*TASK OBJECTIVE:*
Gather all lines from the material that contain "sublabel".

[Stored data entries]

↓

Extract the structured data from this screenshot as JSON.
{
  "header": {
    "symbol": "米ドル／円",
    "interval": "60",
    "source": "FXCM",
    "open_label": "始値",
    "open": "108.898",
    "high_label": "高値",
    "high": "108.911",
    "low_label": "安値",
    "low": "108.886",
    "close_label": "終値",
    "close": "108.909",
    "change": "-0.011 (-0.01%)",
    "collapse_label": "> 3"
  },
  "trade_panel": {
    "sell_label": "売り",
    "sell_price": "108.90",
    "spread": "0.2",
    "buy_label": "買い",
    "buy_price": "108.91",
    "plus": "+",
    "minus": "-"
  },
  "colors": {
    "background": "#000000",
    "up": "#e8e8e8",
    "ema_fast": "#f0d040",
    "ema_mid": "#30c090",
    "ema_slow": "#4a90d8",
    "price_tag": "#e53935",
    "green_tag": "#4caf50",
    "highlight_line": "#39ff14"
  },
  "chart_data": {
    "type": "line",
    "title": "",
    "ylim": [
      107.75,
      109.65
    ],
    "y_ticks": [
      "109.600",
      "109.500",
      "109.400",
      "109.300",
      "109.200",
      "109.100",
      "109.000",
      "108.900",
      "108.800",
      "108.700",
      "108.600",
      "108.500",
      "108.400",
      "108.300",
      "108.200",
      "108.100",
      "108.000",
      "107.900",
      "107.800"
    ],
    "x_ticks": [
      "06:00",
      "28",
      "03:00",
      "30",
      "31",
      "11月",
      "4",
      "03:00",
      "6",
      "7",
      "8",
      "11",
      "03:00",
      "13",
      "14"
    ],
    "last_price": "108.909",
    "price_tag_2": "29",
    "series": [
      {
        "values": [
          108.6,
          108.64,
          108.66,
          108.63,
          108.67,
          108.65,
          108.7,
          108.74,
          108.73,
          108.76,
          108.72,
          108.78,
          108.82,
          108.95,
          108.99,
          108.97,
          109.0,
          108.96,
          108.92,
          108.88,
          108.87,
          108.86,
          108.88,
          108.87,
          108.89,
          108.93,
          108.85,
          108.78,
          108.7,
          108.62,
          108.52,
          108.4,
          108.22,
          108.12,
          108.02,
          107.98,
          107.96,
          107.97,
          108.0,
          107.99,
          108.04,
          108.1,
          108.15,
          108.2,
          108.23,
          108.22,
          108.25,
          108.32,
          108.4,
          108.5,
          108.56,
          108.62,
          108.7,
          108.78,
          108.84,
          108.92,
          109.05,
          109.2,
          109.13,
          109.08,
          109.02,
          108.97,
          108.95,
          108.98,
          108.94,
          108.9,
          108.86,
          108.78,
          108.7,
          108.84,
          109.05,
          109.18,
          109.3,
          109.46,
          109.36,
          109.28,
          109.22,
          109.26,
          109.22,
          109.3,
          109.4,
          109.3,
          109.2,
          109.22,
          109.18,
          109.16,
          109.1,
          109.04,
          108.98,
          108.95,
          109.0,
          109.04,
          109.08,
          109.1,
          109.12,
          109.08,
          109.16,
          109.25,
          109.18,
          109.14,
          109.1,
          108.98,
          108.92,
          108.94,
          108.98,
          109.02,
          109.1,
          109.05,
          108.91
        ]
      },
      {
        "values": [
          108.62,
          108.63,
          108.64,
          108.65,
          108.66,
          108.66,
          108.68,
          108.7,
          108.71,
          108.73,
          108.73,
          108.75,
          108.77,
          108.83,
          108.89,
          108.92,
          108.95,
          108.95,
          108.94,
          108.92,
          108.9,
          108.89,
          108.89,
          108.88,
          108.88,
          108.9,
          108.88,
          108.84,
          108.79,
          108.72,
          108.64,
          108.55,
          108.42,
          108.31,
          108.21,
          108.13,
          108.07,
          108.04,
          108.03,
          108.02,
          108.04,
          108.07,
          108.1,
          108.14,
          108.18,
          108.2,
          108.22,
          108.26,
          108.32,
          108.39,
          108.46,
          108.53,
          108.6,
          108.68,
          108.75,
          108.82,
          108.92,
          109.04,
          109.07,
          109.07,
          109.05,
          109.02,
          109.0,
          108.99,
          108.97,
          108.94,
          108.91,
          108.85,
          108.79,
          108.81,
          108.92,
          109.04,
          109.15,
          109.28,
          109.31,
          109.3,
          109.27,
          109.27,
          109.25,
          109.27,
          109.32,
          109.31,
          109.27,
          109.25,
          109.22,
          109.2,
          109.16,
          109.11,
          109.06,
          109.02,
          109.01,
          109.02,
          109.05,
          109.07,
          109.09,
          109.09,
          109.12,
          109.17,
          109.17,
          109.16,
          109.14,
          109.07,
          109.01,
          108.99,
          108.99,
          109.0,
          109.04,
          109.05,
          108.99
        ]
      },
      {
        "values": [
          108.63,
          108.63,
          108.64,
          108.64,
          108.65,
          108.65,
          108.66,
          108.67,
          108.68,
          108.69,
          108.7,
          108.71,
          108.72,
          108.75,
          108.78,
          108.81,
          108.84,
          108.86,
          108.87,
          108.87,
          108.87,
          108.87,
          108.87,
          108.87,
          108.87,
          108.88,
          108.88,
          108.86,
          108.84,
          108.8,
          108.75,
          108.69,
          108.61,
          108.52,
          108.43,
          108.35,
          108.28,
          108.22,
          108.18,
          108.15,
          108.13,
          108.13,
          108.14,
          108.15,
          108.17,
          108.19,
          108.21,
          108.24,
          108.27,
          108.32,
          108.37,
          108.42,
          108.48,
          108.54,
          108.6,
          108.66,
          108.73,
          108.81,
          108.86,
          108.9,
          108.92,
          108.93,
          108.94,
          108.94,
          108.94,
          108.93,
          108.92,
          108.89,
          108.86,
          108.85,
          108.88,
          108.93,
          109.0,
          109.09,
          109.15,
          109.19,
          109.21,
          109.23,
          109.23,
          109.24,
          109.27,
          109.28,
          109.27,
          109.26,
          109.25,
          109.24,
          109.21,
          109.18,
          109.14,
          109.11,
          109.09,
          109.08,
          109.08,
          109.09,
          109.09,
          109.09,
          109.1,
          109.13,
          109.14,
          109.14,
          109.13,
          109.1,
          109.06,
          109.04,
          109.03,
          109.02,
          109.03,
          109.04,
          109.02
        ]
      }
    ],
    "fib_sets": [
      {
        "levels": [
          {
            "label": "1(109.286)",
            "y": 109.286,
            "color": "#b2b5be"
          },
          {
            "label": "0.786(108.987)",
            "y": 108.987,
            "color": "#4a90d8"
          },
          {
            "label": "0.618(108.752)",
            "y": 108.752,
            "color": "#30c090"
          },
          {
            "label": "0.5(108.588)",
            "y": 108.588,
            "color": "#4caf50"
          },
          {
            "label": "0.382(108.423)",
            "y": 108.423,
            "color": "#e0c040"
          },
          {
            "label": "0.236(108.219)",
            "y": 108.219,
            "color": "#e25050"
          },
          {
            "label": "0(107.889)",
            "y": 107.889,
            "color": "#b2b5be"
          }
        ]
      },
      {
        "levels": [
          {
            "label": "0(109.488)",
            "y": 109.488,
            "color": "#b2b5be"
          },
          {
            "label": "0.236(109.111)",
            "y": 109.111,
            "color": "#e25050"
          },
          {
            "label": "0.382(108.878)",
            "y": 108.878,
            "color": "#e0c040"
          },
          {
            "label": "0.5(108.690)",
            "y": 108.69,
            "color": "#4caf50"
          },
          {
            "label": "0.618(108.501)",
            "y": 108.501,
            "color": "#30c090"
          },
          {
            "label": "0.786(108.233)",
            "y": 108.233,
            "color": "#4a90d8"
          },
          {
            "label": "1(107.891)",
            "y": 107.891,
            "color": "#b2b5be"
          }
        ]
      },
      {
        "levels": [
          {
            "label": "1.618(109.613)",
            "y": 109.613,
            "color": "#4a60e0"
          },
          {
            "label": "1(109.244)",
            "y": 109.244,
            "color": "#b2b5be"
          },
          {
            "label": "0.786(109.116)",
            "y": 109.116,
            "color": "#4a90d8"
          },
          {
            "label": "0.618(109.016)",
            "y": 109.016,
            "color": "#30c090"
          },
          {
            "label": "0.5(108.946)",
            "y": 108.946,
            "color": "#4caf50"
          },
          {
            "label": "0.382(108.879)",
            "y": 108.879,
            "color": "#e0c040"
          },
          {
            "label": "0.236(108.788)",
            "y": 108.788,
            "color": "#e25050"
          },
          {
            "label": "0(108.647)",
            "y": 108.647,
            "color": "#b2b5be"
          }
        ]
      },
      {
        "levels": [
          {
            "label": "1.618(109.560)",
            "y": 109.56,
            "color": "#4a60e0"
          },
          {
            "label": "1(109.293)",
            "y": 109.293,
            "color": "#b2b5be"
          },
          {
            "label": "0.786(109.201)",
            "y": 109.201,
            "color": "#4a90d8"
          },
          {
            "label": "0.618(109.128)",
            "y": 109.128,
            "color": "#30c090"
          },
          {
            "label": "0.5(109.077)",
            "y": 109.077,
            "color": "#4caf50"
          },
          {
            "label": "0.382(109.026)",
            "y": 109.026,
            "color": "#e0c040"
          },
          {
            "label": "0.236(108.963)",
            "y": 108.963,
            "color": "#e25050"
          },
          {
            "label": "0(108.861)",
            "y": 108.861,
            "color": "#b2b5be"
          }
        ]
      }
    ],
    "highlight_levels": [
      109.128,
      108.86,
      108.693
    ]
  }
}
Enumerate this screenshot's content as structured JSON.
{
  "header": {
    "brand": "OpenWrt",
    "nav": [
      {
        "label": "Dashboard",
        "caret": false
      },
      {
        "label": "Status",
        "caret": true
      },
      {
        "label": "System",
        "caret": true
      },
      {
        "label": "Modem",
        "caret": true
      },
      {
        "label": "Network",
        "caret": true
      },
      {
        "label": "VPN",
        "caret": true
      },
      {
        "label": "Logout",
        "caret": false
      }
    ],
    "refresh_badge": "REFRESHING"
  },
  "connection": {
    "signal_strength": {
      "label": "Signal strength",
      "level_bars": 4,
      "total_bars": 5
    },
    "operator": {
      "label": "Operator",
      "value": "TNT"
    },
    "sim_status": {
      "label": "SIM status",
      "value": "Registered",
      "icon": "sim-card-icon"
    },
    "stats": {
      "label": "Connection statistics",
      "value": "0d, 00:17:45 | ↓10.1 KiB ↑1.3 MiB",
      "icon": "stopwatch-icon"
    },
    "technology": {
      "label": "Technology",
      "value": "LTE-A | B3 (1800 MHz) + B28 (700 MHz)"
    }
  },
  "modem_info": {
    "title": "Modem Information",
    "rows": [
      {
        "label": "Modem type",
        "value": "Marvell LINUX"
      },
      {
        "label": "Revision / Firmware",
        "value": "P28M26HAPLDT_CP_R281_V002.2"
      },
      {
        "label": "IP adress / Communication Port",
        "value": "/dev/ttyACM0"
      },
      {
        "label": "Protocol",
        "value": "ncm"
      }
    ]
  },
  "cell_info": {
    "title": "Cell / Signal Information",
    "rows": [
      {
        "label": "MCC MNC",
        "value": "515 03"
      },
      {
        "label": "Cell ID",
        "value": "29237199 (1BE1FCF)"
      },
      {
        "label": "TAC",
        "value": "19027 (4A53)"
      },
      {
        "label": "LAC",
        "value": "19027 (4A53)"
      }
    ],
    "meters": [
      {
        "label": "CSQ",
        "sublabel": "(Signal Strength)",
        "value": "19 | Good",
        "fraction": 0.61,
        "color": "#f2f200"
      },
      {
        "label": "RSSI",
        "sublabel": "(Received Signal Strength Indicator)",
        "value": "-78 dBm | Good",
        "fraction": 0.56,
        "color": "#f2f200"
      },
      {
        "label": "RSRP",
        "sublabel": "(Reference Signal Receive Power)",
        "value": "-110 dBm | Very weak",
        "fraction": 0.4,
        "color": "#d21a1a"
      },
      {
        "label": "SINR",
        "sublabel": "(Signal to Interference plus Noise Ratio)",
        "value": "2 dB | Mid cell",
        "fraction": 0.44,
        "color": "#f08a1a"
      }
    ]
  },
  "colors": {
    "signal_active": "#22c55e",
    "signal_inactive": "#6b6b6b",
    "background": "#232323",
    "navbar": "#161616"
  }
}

↑

*EXERCISE SOLUTION:*
        "sublabel": "(Signal Strength)",
        "sublabel": "(Received Signal Strength Indicator)",
        "sublabel": "(Reference Signal Receive Power)",
        "sublabel": "(Signal to Interference plus Noise Ratio)",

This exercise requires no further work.